OBJECTIVE:
Locate each line in the records containing "onAutoForward". Copy it.

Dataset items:
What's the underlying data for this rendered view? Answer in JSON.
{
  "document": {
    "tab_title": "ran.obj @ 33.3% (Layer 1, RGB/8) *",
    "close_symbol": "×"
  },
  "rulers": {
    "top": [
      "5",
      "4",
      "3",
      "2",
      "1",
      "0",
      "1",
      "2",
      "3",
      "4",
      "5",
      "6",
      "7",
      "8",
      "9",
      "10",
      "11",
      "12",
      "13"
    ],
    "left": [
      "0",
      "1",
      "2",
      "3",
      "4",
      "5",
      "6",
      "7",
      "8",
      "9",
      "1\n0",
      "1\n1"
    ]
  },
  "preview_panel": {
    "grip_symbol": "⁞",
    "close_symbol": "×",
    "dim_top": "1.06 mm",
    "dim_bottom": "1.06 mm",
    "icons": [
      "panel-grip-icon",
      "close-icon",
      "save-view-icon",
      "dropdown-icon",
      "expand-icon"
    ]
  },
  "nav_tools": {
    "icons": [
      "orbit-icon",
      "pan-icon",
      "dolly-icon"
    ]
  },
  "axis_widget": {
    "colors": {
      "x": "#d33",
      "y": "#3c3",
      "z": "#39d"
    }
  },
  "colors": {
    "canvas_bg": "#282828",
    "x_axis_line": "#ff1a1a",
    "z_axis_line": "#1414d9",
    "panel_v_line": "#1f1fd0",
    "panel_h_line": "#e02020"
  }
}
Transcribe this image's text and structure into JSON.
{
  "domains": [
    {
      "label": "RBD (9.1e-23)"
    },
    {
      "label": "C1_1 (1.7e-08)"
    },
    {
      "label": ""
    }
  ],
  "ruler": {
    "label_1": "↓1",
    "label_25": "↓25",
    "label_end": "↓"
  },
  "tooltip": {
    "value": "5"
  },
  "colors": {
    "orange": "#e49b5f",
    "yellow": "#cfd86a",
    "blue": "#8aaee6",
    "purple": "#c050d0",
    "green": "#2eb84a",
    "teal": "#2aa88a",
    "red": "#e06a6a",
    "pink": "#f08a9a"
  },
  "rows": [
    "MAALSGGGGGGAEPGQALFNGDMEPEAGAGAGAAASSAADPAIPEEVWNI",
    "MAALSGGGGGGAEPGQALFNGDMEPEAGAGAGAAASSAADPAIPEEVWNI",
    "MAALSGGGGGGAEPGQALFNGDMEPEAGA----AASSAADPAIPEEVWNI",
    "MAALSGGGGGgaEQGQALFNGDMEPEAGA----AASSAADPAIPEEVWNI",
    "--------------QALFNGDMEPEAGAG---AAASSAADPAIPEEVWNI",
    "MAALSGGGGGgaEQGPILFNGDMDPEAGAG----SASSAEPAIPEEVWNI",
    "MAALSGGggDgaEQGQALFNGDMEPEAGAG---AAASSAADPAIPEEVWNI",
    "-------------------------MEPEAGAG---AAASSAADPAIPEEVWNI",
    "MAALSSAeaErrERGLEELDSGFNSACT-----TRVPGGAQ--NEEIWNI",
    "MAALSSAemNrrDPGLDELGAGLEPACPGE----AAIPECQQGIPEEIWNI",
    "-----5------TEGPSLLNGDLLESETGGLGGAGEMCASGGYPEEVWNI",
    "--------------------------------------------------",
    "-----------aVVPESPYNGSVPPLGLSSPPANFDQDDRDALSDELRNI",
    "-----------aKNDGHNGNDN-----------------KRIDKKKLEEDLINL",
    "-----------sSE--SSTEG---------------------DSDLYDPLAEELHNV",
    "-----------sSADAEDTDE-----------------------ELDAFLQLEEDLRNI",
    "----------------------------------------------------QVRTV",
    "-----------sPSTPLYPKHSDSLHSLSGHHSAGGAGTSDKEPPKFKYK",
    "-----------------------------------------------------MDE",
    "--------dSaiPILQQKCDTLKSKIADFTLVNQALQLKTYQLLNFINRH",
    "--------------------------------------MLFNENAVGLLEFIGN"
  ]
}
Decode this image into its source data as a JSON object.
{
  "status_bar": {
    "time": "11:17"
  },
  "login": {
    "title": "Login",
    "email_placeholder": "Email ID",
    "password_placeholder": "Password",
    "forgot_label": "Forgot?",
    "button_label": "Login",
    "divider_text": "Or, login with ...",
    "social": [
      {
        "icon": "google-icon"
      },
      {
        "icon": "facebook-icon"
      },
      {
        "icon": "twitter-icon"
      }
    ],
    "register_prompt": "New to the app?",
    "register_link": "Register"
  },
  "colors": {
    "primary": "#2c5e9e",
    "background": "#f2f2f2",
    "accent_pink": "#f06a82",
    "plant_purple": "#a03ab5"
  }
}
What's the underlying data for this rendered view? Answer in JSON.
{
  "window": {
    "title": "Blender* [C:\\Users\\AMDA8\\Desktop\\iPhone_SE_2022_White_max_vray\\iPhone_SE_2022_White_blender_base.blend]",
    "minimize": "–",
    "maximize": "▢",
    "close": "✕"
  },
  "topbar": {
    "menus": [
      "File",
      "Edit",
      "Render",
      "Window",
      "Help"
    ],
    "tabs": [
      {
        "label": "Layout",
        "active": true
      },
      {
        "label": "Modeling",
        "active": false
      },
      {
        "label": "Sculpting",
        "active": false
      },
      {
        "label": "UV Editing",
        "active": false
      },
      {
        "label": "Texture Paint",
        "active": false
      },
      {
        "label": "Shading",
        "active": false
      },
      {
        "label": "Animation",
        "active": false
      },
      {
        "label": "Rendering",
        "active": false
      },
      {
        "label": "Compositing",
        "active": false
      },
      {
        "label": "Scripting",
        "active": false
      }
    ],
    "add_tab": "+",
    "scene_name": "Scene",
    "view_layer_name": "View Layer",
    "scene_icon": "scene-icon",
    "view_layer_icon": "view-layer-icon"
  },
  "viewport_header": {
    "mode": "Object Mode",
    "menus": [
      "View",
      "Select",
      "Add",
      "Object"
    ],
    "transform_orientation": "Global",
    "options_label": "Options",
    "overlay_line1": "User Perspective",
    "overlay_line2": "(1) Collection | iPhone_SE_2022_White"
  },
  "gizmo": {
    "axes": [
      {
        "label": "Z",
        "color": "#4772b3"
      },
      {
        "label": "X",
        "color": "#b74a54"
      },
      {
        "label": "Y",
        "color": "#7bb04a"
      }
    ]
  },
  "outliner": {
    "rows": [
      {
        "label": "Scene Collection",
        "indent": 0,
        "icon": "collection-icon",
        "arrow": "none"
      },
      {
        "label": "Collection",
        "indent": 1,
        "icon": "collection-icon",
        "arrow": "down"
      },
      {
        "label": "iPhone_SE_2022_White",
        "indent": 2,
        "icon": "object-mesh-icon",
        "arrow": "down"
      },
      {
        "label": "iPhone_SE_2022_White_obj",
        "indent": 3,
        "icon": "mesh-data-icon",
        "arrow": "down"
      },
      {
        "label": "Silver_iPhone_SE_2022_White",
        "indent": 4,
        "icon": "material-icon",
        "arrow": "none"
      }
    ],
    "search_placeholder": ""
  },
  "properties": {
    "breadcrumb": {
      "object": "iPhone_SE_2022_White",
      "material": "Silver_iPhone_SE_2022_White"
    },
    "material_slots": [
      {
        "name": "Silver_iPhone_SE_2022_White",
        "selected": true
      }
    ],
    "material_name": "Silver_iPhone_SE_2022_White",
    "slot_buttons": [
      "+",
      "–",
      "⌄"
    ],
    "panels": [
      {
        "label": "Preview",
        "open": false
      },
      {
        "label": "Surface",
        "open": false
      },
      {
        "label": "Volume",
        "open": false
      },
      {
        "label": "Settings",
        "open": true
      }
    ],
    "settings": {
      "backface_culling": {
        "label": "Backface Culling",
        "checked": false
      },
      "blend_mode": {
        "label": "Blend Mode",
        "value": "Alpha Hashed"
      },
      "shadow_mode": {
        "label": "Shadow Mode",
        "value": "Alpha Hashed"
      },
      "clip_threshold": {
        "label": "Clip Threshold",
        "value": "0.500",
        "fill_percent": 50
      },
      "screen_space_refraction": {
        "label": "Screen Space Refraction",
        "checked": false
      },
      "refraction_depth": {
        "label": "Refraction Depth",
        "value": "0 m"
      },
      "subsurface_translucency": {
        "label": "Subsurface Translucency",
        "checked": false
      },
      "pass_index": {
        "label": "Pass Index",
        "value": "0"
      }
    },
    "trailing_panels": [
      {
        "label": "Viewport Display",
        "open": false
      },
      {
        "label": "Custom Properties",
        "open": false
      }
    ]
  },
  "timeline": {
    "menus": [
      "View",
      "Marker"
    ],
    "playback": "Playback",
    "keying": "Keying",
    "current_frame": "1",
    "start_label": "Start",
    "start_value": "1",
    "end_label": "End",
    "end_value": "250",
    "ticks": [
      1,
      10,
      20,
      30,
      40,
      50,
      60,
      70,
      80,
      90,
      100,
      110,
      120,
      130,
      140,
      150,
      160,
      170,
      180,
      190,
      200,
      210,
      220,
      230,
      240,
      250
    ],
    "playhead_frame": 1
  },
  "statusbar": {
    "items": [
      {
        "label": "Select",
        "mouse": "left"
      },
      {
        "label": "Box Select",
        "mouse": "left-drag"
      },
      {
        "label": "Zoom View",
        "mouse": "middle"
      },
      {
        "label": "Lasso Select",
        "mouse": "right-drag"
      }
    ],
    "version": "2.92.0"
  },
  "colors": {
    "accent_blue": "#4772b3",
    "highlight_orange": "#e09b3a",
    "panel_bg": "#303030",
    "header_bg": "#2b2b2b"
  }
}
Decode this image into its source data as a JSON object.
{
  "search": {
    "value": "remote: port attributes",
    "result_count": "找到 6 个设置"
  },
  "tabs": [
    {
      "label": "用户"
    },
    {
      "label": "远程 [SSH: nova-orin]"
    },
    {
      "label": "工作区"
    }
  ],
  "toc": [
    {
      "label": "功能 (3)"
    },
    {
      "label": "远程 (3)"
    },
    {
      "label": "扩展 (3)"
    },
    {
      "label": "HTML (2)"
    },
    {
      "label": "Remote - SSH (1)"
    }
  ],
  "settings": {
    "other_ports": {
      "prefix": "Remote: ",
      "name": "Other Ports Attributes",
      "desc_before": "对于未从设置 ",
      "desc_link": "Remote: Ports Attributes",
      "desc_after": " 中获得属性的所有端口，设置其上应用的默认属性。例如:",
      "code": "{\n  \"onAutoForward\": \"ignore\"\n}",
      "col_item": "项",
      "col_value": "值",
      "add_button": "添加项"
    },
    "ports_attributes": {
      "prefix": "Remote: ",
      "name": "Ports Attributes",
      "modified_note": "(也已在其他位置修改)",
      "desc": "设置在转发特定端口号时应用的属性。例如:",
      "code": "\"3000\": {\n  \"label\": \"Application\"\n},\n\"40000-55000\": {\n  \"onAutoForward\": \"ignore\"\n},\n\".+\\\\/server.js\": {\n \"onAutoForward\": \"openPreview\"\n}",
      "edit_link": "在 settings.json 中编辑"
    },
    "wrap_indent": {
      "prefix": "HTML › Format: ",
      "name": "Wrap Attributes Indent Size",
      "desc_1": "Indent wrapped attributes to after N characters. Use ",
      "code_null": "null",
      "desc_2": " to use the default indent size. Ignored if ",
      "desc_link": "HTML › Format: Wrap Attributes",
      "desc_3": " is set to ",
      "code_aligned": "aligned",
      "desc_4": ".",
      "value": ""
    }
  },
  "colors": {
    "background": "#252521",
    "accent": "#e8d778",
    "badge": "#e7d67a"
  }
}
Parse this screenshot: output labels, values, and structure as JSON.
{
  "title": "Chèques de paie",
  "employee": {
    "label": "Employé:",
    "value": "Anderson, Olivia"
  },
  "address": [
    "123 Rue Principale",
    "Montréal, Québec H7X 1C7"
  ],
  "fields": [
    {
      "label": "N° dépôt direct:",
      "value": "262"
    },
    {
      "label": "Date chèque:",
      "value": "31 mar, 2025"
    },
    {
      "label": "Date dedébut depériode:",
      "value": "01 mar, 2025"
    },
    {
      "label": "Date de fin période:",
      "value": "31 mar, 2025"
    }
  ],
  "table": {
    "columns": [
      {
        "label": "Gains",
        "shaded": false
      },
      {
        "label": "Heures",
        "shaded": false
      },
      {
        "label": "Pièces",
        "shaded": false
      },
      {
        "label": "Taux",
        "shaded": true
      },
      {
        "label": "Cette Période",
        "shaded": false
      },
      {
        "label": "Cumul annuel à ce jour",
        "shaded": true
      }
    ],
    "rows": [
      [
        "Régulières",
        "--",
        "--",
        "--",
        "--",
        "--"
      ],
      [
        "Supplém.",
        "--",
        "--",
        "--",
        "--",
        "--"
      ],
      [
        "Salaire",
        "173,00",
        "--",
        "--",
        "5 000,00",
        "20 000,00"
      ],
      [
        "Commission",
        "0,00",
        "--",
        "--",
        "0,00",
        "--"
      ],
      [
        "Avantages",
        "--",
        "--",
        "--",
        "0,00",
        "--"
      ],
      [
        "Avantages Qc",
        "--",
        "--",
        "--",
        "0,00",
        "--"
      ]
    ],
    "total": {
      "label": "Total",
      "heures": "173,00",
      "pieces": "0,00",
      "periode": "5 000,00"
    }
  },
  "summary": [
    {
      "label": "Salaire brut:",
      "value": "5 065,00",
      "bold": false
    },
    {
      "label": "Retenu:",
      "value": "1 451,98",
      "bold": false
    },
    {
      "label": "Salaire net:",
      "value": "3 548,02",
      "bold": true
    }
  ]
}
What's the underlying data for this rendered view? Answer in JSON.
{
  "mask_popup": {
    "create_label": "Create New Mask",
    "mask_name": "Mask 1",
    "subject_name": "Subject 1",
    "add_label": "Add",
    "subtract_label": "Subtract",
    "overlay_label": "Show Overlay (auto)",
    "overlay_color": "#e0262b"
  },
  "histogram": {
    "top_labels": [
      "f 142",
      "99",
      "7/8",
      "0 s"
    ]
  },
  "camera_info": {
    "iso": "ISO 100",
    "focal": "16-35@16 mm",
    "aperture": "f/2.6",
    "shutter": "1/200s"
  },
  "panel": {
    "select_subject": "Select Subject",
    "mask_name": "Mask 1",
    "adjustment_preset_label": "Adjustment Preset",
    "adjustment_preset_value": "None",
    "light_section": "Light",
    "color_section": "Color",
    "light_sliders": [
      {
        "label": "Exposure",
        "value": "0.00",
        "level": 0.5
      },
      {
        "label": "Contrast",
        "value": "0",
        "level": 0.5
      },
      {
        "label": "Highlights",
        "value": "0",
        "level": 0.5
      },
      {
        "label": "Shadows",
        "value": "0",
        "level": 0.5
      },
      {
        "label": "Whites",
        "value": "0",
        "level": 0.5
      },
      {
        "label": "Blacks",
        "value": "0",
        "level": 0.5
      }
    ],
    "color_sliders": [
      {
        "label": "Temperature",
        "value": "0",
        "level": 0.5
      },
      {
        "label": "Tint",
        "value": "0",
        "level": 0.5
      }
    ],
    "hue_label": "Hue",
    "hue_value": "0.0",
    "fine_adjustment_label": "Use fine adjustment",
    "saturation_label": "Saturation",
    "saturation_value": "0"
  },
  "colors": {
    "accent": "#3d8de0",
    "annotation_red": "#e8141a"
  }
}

ANSWER FOR THE TASK:
      "code": "{\n  \"onAutoForward\": \"ignore\"\n}",
      "code": "\"3000\": {\n  \"label\": \"Application\"\n},\n\"40000-55000\": {\n  \"onAutoForward\": \"ignore\"\n},\n\".+\\\\/server.js\": {\n \"onAutoForward\": \"openPreview\"\n}",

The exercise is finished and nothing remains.